--- start of Dataset entries ---

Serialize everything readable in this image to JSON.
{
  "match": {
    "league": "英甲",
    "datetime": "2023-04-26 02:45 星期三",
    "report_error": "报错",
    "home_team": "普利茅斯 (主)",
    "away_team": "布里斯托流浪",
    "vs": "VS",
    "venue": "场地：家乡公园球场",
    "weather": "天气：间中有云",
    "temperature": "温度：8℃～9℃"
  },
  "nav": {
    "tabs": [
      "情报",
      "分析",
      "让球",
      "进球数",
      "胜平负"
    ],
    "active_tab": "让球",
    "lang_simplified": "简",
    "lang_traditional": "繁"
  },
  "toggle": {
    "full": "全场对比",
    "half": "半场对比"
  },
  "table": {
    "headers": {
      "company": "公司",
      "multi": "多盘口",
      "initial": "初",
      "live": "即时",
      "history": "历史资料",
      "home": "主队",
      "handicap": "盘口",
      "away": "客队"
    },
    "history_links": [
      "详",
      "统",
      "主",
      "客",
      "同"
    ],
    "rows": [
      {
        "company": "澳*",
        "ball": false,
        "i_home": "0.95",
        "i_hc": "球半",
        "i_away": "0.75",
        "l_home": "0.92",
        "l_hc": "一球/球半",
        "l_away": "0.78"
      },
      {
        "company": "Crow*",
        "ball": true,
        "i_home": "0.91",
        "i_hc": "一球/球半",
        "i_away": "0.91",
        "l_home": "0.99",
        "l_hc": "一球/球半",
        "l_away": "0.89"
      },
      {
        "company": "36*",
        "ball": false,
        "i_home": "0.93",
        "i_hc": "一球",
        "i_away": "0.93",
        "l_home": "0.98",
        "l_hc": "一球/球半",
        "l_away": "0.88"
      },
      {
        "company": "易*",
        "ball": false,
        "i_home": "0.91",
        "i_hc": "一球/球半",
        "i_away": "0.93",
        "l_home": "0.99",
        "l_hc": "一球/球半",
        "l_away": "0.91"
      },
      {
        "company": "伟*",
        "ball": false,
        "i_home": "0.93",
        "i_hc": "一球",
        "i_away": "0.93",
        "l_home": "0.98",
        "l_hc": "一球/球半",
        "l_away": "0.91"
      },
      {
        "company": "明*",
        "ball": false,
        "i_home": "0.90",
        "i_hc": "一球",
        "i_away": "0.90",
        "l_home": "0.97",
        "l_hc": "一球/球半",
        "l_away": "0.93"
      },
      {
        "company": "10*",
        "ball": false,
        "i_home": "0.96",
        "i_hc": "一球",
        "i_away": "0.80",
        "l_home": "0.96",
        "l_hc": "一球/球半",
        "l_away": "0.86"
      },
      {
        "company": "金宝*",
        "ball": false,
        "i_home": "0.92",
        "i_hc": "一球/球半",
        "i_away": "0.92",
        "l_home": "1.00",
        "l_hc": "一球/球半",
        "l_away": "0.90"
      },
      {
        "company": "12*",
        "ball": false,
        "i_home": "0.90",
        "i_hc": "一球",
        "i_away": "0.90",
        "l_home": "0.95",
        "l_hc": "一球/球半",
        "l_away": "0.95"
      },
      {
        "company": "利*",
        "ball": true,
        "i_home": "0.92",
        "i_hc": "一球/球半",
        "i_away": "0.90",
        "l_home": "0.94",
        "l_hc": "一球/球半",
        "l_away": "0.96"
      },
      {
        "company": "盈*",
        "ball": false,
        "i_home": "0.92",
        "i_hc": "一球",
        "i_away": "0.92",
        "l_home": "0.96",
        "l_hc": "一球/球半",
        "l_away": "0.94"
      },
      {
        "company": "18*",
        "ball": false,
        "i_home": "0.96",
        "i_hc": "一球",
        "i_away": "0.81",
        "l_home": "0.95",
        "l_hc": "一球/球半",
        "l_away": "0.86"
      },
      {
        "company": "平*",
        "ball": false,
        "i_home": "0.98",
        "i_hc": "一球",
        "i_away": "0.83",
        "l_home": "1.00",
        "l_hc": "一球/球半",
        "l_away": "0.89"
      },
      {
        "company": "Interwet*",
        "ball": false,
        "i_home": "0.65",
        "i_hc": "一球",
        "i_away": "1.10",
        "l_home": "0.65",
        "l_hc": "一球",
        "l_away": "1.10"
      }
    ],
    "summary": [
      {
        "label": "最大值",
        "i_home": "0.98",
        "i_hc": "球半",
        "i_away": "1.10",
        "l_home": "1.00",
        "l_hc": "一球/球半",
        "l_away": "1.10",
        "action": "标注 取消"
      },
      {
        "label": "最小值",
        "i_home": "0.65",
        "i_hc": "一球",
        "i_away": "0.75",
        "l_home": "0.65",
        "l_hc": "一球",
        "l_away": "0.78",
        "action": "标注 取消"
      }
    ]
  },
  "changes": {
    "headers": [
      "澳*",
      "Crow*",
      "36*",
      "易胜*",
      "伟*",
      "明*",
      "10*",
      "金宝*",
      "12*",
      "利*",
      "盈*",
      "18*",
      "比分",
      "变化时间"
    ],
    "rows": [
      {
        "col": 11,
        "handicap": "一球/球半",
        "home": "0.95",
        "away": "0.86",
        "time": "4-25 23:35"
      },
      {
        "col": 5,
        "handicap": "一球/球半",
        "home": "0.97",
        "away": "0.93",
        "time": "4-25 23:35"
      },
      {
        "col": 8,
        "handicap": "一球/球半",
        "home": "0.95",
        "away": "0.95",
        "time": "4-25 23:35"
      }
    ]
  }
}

--- end of Dataset entries ---

◆ Request:
Retype the listing. Match it exactly.

◆ Full answer:
Serialize everything readable in this image to JSON.
{
  "match": {
    "league": "英甲",
    "datetime": "2023-04-26 02:45 星期三",
    "report_error": "报错",
    "home_team": "普利茅斯 (主)",
    "away_team": "布里斯托流浪",
    "vs": "VS",
    "venue": "场地：家乡公园球场",
    "weather": "天气：间中有云",
    "temperature": "温度：8℃～9℃"
  },
  "nav": {
    "tabs": [
      "情报",
      "分析",
      "让球",
      "进球数",
      "胜平负"
    ],
    "active_tab": "让球",
    "lang_simplified": "简",
    "lang_traditional": "繁"
  },
  "toggle": {
    "full": "全场对比",
    "half": "半场对比"
  },
  "table": {
    "headers": {
      "company": "公司",
      "multi": "多盘口",
      "initial": "初",
      "live": "即时",
      "history": "历史资料",
      "home": "主队",
      "handicap": "盘口",
      "away": "客队"
    },
    "history_links": [
      "详",
      "统",
      "主",
      "客",
      "同"
    ],
    "rows": [
      {
        "company": "澳*",
        "ball": false,
        "i_home": "0.95",
        "i_hc": "球半",
        "i_away": "0.75",
        "l_home": "0.92",
        "l_hc": "一球/球半",
        "l_away": "0.78"
      },
      {
        "company": "Crow*",
        "ball": true,
        "i_home": "0.91",
        "i_hc": "一球/球半",
        "i_away": "0.91",
        "l_home": "0.99",
        "l_hc": "一球/球半",
        "l_away": "0.89"
      },
      {
        "company": "36*",
        "ball": false,
        "i_home": "0.93",
        "i_hc": "一球",
        "i_away": "0.93",
        "l_home": "0.98",
        "l_hc": "一球/球半",
        "l_away": "0.88"
      },
      {
        "company": "易*",
        "ball": false,
        "i_home": "0.91",
        "i_hc": "一球/球半",
        "i_away": "0.93",
        "l_home": "0.99",
        "l_hc": "一球/球半",
        "l_away": "0.91"
      },
      {
        "company": "伟*",
        "ball": false,
        "i_home": "0.93",
        "i_hc": "一球",
        "i_away": "0.93",
        "l_home": "0.98",
        "l_hc": "一球/球半",
        "l_away": "0.91"
      },
      {
        "company": "明*",
        "ball": false,
        "i_home": "0.90",
        "i_hc": "一球",
        "i_away": "0.90",
        "l_home": "0.97",
        "l_hc": "一球/球半",
        "l_away": "0.93"
      },
      {
        "company": "10*",
        "ball": false,
        "i_home": "0.96",
        "i_hc": "一球",
        "i_away": "0.80",
        "l_home": "0.96",
        "l_hc": "一球/球半",
        "l_away": "0.86"
      },
      {
        "company": "金宝*",
        "ball": false,
        "i_home": "0.92",
        "i_hc": "一球/球半",
        "i_away": "0.92",
        "l_home": "1.00",
        "l_hc": "一球/球半",
        "l_away": "0.90"
      },
      {
        "company": "12*",
        "ball": false,
        "i_home": "0.90",
        "i_hc": "一球",
        "i_away": "0.90",
        "l_home": "0.95",
        "l_hc": "一球/球半",
        "l_away": "0.95"
      },
      {
        "company": "利*",
        "ball": true,
        "i_home": "0.92",
        "i_hc": "一球/球半",
        "i_away": "0.90",
        "l_home": "0.94",
        "l_hc": "一球/球半",
        "l_away": "0.96"
      },
      {
        "company": "盈*",
        "ball": false,
        "i_home": "0.92",
        "i_hc": "一球",
        "i_away": "0.92",
        "l_home": "0.96",
        "l_hc": "一球/球半",
        "l_away": "0.94"
      },
      {
        "company": "18*",
        "ball": false,
        "i_home": "0.96",
        "i_hc": "一球",
        "i_away": "0.81",
        "l_home": "0.95",
        "l_hc": "一球/球半",
        "l_away": "0.86"
      },
      {
        "company": "平*",
        "ball": false,
        "i_home": "0.98",
        "i_hc": "一球",
        "i_away": "0.83",
        "l_home": "1.00",
        "l_hc": "一球/球半",
        "l_away": "0.89"
      },
      {
        "company": "Interwet*",
        "ball": false,
        "i_home": "0.65",
        "i_hc": "一球",
        "i_away": "1.10",
        "l_home": "0.65",
        "l_hc": "一球",
        "l_away": "1.10"
      }
    ],
    "summary": [
      {
        "label": "最大值",
        "i_home": "0.98",
        "i_hc": "球半",
        "i_away": "1.10",
        "l_home": "1.00",
        "l_hc": "一球/球半",
        "l_away": "1.10",
        "action": "标注 取消"
      },
      {
        "label": "最小值",
        "i_home": "0.65",
        "i_hc": "一球",
        "i_away": "0.75",
        "l_home": "0.65",
        "l_hc": "一球",
        "l_away": "0.78",
        "action": "标注 取消"
      }
    ]
  },
  "changes": {
    "headers": [
      "澳*",
      "Crow*",
      "36*",
      "易胜*",
      "伟*",
      "明*",
      "10*",
      "金宝*",
      "12*",
      "利*",
      "盈*",
      "18*",
      "比分",
      "变化时间"
    ],
    "rows": [
      {
        "col": 11,
        "handicap": "一球/球半",
        "home": "0.95",
        "away": "0.86",
        "time": "4-25 23:35"
      },
      {
        "col": 5,
        "handicap": "一球/球半",
        "home": "0.97",
        "away": "0.93",
        "time": "4-25 23:35"
      },
      {
        "col": 8,
        "handicap": "一球/球半",
        "home": "0.95",
        "away": "0.95",
        "time": "4-25 23:35"
      }
    ]
  }
}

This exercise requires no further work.